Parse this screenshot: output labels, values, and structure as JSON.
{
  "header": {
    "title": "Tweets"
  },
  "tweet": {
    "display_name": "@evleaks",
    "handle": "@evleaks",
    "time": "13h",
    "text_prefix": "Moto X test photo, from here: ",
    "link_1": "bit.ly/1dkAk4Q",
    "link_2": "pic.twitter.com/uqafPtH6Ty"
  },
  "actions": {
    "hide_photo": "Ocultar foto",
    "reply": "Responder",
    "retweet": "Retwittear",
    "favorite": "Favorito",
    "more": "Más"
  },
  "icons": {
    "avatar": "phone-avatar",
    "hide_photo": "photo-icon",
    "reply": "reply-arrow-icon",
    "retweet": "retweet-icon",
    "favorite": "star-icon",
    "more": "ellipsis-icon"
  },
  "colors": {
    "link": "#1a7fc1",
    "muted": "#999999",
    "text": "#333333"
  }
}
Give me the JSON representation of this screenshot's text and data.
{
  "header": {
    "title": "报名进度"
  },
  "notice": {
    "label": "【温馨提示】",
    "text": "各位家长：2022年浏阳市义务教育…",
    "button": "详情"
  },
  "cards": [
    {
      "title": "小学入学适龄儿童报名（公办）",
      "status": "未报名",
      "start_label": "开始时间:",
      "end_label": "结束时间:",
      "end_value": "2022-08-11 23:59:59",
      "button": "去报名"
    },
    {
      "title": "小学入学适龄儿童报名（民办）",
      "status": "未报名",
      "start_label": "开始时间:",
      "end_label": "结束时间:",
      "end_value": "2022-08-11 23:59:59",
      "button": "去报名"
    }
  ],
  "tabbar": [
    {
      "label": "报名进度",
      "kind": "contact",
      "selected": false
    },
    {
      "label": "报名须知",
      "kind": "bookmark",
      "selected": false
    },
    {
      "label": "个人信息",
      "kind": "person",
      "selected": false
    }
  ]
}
-*-*-
DIRECTIONS
Take the entries above and copy them out exactly.

EXERCISE ANSWER
Parse this screenshot: output labels, values, and structure as JSON.
{
  "header": {
    "title": "Tweets"
  },
  "tweet": {
    "display_name": "@evleaks",
    "handle": "@evleaks",
    "time": "13h",
    "text_prefix": "Moto X test photo, from here: ",
    "link_1": "bit.ly/1dkAk4Q",
    "link_2": "pic.twitter.com/uqafPtH6Ty"
  },
  "actions": {
    "hide_photo": "Ocultar foto",
    "reply": "Responder",
    "retweet": "Retwittear",
    "favorite": "Favorito",
    "more": "Más"
  },
  "icons": {
    "avatar": "phone-avatar",
    "hide_photo": "photo-icon",
    "reply": "reply-arrow-icon",
    "retweet": "retweet-icon",
    "favorite": "star-icon",
    "more": "ellipsis-icon"
  },
  "colors": {
    "link": "#1a7fc1",
    "muted": "#999999",
    "text": "#333333"
  }
}
Give me the JSON representation of this screenshot's text and data.
{
  "header": {
    "title": "报名进度"
  },
  "notice": {
    "label": "【温馨提示】",
    "text": "各位家长：2022年浏阳市义务教育…",
    "button": "详情"
  },
  "cards": [
    {
      "title": "小学入学适龄儿童报名（公办）",
      "status": "未报名",
      "start_label": "开始时间:",
      "end_label": "结束时间:",
      "end_value": "2022-08-11 23:59:59",
      "button": "去报名"
    },
    {
      "title": "小学入学适龄儿童报名（民办）",
      "status": "未报名",
      "start_label": "开始时间:",
      "end_label": "结束时间:",
      "end_value": "2022-08-11 23:59:59",
      "button": "去报名"
    }
  ],
  "tabbar": [
    {
      "label": "报名进度",
      "kind": "contact",
      "selected": false
    },
    {
      "label": "报名须知",
      "kind": "bookmark",
      "selected": false
    },
    {
      "label": "个人信息",
      "kind": "person",
      "selected": false
    }
  ]
}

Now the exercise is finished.